(TASK)
Transcribe every line of the records below verbatim, leaving out the pictures.

>> begin MATERIAL SHOWN

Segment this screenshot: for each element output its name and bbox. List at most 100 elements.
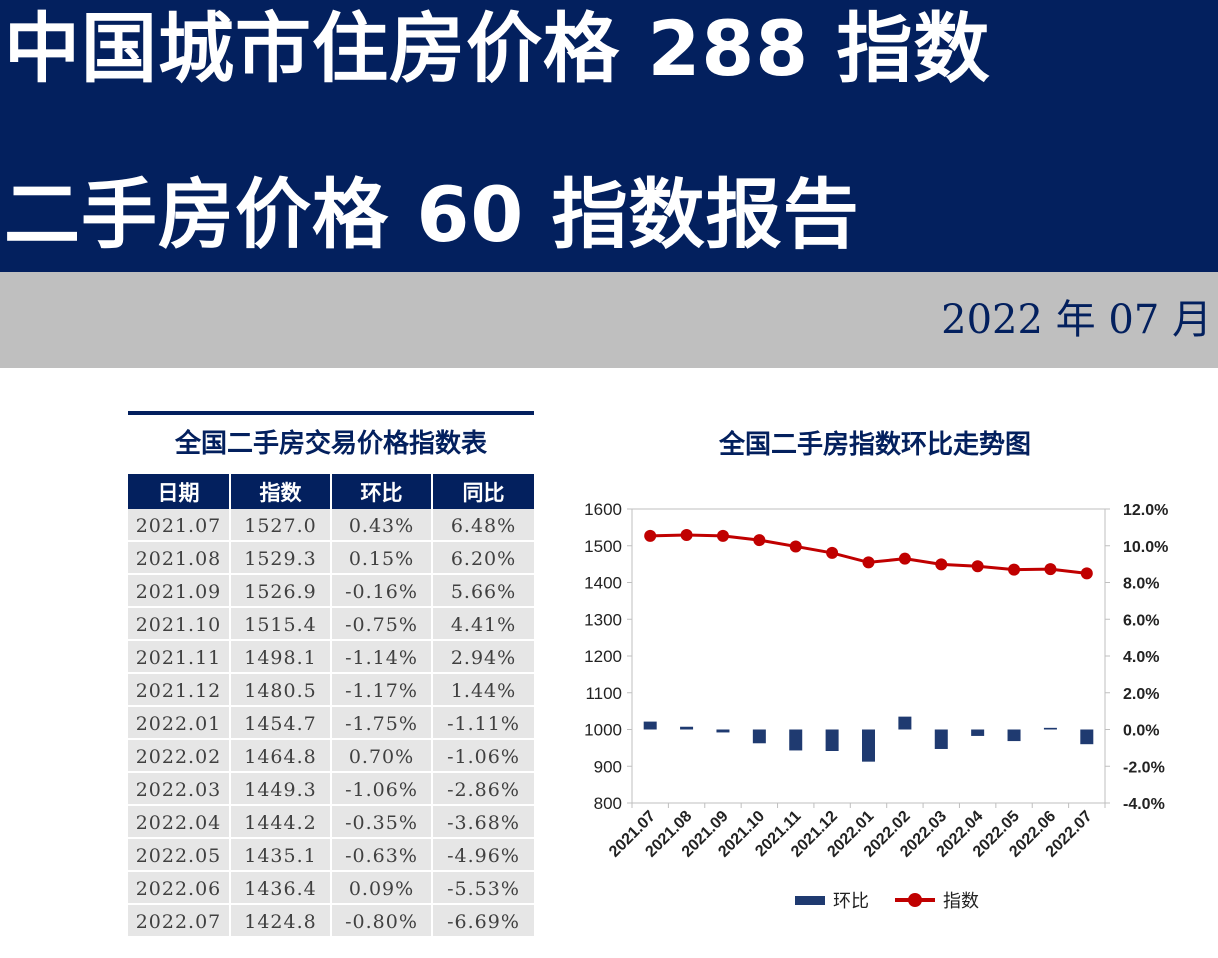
column-header-mom: 环比	[332, 474, 433, 509]
left-axis-tick-label: 1200	[584, 647, 622, 666]
table-row: 2022.02 1464.8 0.70% -1.06%	[128, 740, 534, 773]
cell-date: 2021.11	[128, 641, 231, 674]
legend-label-mom: 环比	[833, 891, 869, 912]
cell-date: 2022.01	[128, 707, 231, 740]
mom-bar	[825, 729, 839, 751]
cell-mom: 0.09%	[332, 872, 433, 905]
right-axis-tick-label: 4.0%	[1123, 649, 1159, 666]
cell-date: 2022.02	[128, 740, 231, 773]
table-row: 2021.10 1515.4 -0.75% 4.41%	[128, 608, 534, 641]
left-axis-tick-label: 1300	[584, 610, 622, 629]
mom-bar	[716, 729, 730, 733]
mom-bar	[862, 729, 875, 762]
cell-yoy: 6.48%	[433, 509, 534, 542]
cell-mom: -1.14%	[332, 641, 433, 674]
cell-yoy: 4.41%	[433, 608, 534, 641]
report-header: 中国城市住房价格 288 指数 二手房价格 60 指数报告	[0, 0, 1218, 272]
right-axis-tick-label: 12.0%	[1123, 502, 1168, 519]
index-point	[971, 560, 984, 573]
mom-bar	[680, 726, 694, 730]
left-axis-tick-label: 1500	[584, 537, 622, 556]
cell-index: 1527.0	[231, 509, 332, 542]
table-row: 2021.12 1480.5 -1.17% 1.44%	[128, 674, 534, 707]
mom-bar	[971, 729, 985, 736]
cell-index: 1529.3	[231, 542, 332, 575]
index-point	[1008, 563, 1021, 576]
right-axis-tick-label: 8.0%	[1123, 576, 1159, 593]
cell-index: 1435.1	[231, 839, 332, 872]
right-axis-tick-label: -2.0%	[1123, 759, 1165, 776]
table-row: 2022.04 1444.2 -0.35% -3.68%	[128, 806, 534, 839]
mom-bar	[789, 729, 803, 751]
cell-mom: -0.63%	[332, 839, 433, 872]
index-point	[898, 552, 911, 565]
cell-mom: -1.06%	[332, 773, 433, 806]
cell-yoy: 6.20%	[433, 542, 534, 575]
cell-mom: 0.43%	[332, 509, 433, 542]
index-point	[716, 529, 729, 542]
left-axis-tick-label: 1600	[584, 500, 622, 519]
mom-bar	[898, 716, 912, 730]
cell-date: 2021.10	[128, 608, 231, 641]
mom-bar	[752, 729, 766, 744]
left-axis-tick-label: 900	[594, 757, 622, 776]
table-title: 全国二手房交易价格指数表	[128, 411, 534, 474]
cell-mom: -1.75%	[332, 707, 433, 740]
column-header-index: 指数	[231, 474, 332, 509]
cell-yoy: -3.68%	[433, 806, 534, 839]
cell-date: 2021.08	[128, 542, 231, 575]
right-axis-tick-label: 10.0%	[1123, 539, 1168, 556]
column-header-date: 日期	[128, 474, 231, 509]
left-axis-tick-label: 800	[594, 794, 622, 813]
cell-mom: 0.15%	[332, 542, 433, 575]
table-body: 2021.07 1527.0 0.43% 6.48% 2021.08 1529.3 0.15…	[128, 509, 534, 938]
table-row: 2021.09 1526.9 -0.16% 5.66%	[128, 575, 534, 608]
cell-date: 2022.05	[128, 839, 231, 872]
legend-label-index: 指数	[943, 891, 979, 912]
cell-index: 1454.7	[231, 707, 332, 740]
cell-date: 2021.09	[128, 575, 231, 608]
table-row: 2021.08 1529.3 0.15% 6.20%	[128, 542, 534, 575]
index-point	[644, 529, 657, 542]
report-title-line2: 二手房价格 60 指数报告	[4, 170, 860, 259]
index-point	[789, 540, 802, 553]
table-row: 2021.11 1498.1 -1.14% 2.94%	[128, 641, 534, 674]
index-point	[935, 558, 948, 571]
left-axis-tick-label: 1000	[584, 721, 622, 740]
chart-legend: 环比 指数	[795, 886, 979, 914]
index-point	[862, 556, 875, 569]
mom-bar	[1043, 727, 1057, 730]
cell-index: 1424.8	[231, 905, 332, 938]
cell-index: 1515.4	[231, 608, 332, 641]
index-table: 日期 指数 环比 同比 2021.07 1527.0 0.43% 6.48% 2021.…	[128, 474, 534, 938]
cell-mom: -0.75%	[332, 608, 433, 641]
cell-yoy: -6.69%	[433, 905, 534, 938]
index-point	[680, 528, 693, 541]
table-row: 2022.05 1435.1 -0.63% -4.96%	[128, 839, 534, 872]
table-row: 2021.07 1527.0 0.43% 6.48%	[128, 509, 534, 542]
cell-mom: 0.70%	[332, 740, 433, 773]
cell-yoy: -1.06%	[433, 740, 534, 773]
cell-yoy: 2.94%	[433, 641, 534, 674]
index-point	[826, 546, 839, 559]
cell-yoy: 5.66%	[433, 575, 534, 608]
date-band: 2022 年 07 月	[0, 272, 1218, 368]
report-title-line1: 中国城市住房价格 288 指数	[4, 4, 991, 93]
legend-bar-swatch	[795, 895, 825, 905]
right-axis-tick-label: 6.0%	[1123, 612, 1159, 629]
cell-index: 1526.9	[231, 575, 332, 608]
table-row: 2022.03 1449.3 -1.06% -2.86%	[128, 773, 534, 806]
cell-index: 1480.5	[231, 674, 332, 707]
table-row: 2022.01 1454.7 -1.75% -1.11%	[128, 707, 534, 740]
cell-mom: -1.17%	[332, 674, 433, 707]
cell-index: 1444.2	[231, 806, 332, 839]
cell-index: 1436.4	[231, 872, 332, 905]
table-row: 2022.06 1436.4 0.09% -5.53%	[128, 872, 534, 905]
cell-date: 2022.04	[128, 806, 231, 839]
cell-yoy: -1.11%	[433, 707, 534, 740]
left-axis-tick-label: 1100	[585, 684, 622, 703]
cell-yoy: 1.44%	[433, 674, 534, 707]
column-header-yoy: 同比	[433, 474, 534, 509]
cell-yoy: -5.53%	[433, 872, 534, 905]
index-point	[753, 534, 766, 547]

>> end MATERIAL SHOWN

(OUTPUT OF THE EXERCISE)
Segment this screenshot: for each element output its name and bbox. List at most 100 elements.
column-header-mom: 环比	[332, 474, 433, 509]
left-axis-tick-label: 1200	[584, 647, 622, 666]
table-row: 2022.02 1464.8 0.70% -1.06%	[128, 740, 534, 773]
cell-date: 2021.11	[128, 641, 231, 674]
legend-label-mom: 环比	[833, 891, 869, 912]
cell-date: 2022.01	[128, 707, 231, 740]
mom-bar	[825, 729, 839, 751]
cell-mom: 0.09%	[332, 872, 433, 905]
right-axis-tick-label: 4.0%	[1123, 649, 1159, 666]
cell-date: 2022.02	[128, 740, 231, 773]
table-row: 2021.10 1515.4 -0.75% 4.41%	[128, 608, 534, 641]
left-axis-tick-label: 1300	[584, 610, 622, 629]
mom-bar	[716, 729, 730, 733]
mom-bar	[862, 729, 875, 762]
cell-yoy: 6.48%	[433, 509, 534, 542]
cell-mom: -1.14%	[332, 641, 433, 674]
cell-yoy: 4.41%	[433, 608, 534, 641]
report-header: 中国城市住房价格 288 指数 二手房价格 60 指数报告	[0, 0, 1218, 272]
right-axis-tick-label: 12.0%	[1123, 502, 1168, 519]
index-point	[971, 560, 984, 573]
mom-bar	[680, 726, 694, 730]
left-axis-tick-label: 1500	[584, 537, 622, 556]
cell-index: 1527.0	[231, 509, 332, 542]
table-row: 2021.12 1480.5 -1.17% 1.44%	[128, 674, 534, 707]
mom-bar	[971, 729, 985, 736]
cell-index: 1529.3	[231, 542, 332, 575]
index-point	[1008, 563, 1021, 576]
right-axis-tick-label: 8.0%	[1123, 576, 1159, 593]
cell-index: 1435.1	[231, 839, 332, 872]
right-axis-tick-label: -2.0%	[1123, 759, 1165, 776]
table-row: 2022.04 1444.2 -0.35% -3.68%	[128, 806, 534, 839]
mom-bar	[789, 729, 803, 751]
cell-mom: -0.63%	[332, 839, 433, 872]
index-point	[898, 552, 911, 565]
cell-mom: -1.06%	[332, 773, 433, 806]
cell-yoy: 6.20%	[433, 542, 534, 575]
cell-mom: 0.43%	[332, 509, 433, 542]
index-point	[716, 529, 729, 542]
left-axis-tick-label: 1600	[584, 500, 622, 519]
mom-bar	[898, 716, 912, 730]
cell-date: 2021.10	[128, 608, 231, 641]
mom-bar	[752, 729, 766, 744]
left-axis-tick-label: 900	[594, 757, 622, 776]
table-title: 全国二手房交易价格指数表	[128, 411, 534, 474]
cell-mom: -1.75%	[332, 707, 433, 740]
column-header-index: 指数	[231, 474, 332, 509]
cell-yoy: -3.68%	[433, 806, 534, 839]
cell-date: 2021.08	[128, 542, 231, 575]
right-axis-tick-label: 10.0%	[1123, 539, 1168, 556]
column-header-date: 日期	[128, 474, 231, 509]
left-axis-tick-label: 800	[594, 794, 622, 813]
cell-mom: 0.15%	[332, 542, 433, 575]
table-body: 2021.07 1527.0 0.43% 6.48% 2021.08 1529.3 0.15…	[128, 509, 534, 938]
table-row: 2021.09 1526.9 -0.16% 5.66%	[128, 575, 534, 608]
cell-date: 2022.05	[128, 839, 231, 872]
legend-label-index: 指数	[943, 891, 979, 912]
cell-index: 1454.7	[231, 707, 332, 740]
cell-date: 2021.09	[128, 575, 231, 608]
table-row: 2021.08 1529.3 0.15% 6.20%	[128, 542, 534, 575]
index-point	[644, 529, 657, 542]
report-title-line2: 二手房价格 60 指数报告	[4, 170, 860, 259]
index-point	[789, 540, 802, 553]
table-row: 2021.11 1498.1 -1.14% 2.94%	[128, 641, 534, 674]
index-point	[935, 558, 948, 571]
left-axis-tick-label: 1000	[584, 721, 622, 740]
chart-legend: 环比 指数	[795, 886, 979, 914]
index-point	[862, 556, 875, 569]
mom-bar	[1043, 727, 1057, 730]
cell-index: 1424.8	[231, 905, 332, 938]
cell-index: 1515.4	[231, 608, 332, 641]
index-table: 日期 指数 环比 同比 2021.07 1527.0 0.43% 6.48% 2021.…	[128, 474, 534, 938]
cell-mom: -0.75%	[332, 608, 433, 641]
cell-yoy: -6.69%	[433, 905, 534, 938]
index-point	[680, 528, 693, 541]
table-row: 2022.05 1435.1 -0.63% -4.96%	[128, 839, 534, 872]
table-row: 2021.07 1527.0 0.43% 6.48%	[128, 509, 534, 542]
cell-mom: 0.70%	[332, 740, 433, 773]
cell-yoy: -1.06%	[433, 740, 534, 773]
cell-yoy: 2.94%	[433, 641, 534, 674]
index-point	[826, 546, 839, 559]
cell-yoy: 5.66%	[433, 575, 534, 608]
date-band: 2022 年 07 月	[0, 272, 1218, 368]
report-title-line1: 中国城市住房价格 288 指数	[4, 4, 991, 93]
legend-bar-swatch	[795, 895, 825, 905]
right-axis-tick-label: 6.0%	[1123, 612, 1159, 629]
cell-index: 1526.9	[231, 575, 332, 608]
table-row: 2022.03 1449.3 -1.06% -2.86%	[128, 773, 534, 806]
cell-index: 1480.5	[231, 674, 332, 707]
table-row: 2022.01 1454.7 -1.75% -1.11%	[128, 707, 534, 740]
cell-mom: -1.17%	[332, 674, 433, 707]
cell-index: 1444.2	[231, 806, 332, 839]
cell-index: 1436.4	[231, 872, 332, 905]
table-row: 2022.06 1436.4 0.09% -5.53%	[128, 872, 534, 905]
cell-date: 2022.04	[128, 806, 231, 839]
cell-yoy: -1.11%	[433, 707, 534, 740]
left-axis-tick-label: 1100	[585, 684, 622, 703]
cell-yoy: 1.44%	[433, 674, 534, 707]
column-header-yoy: 同比	[433, 474, 534, 509]
cell-yoy: -5.53%	[433, 872, 534, 905]
index-point	[753, 534, 766, 547]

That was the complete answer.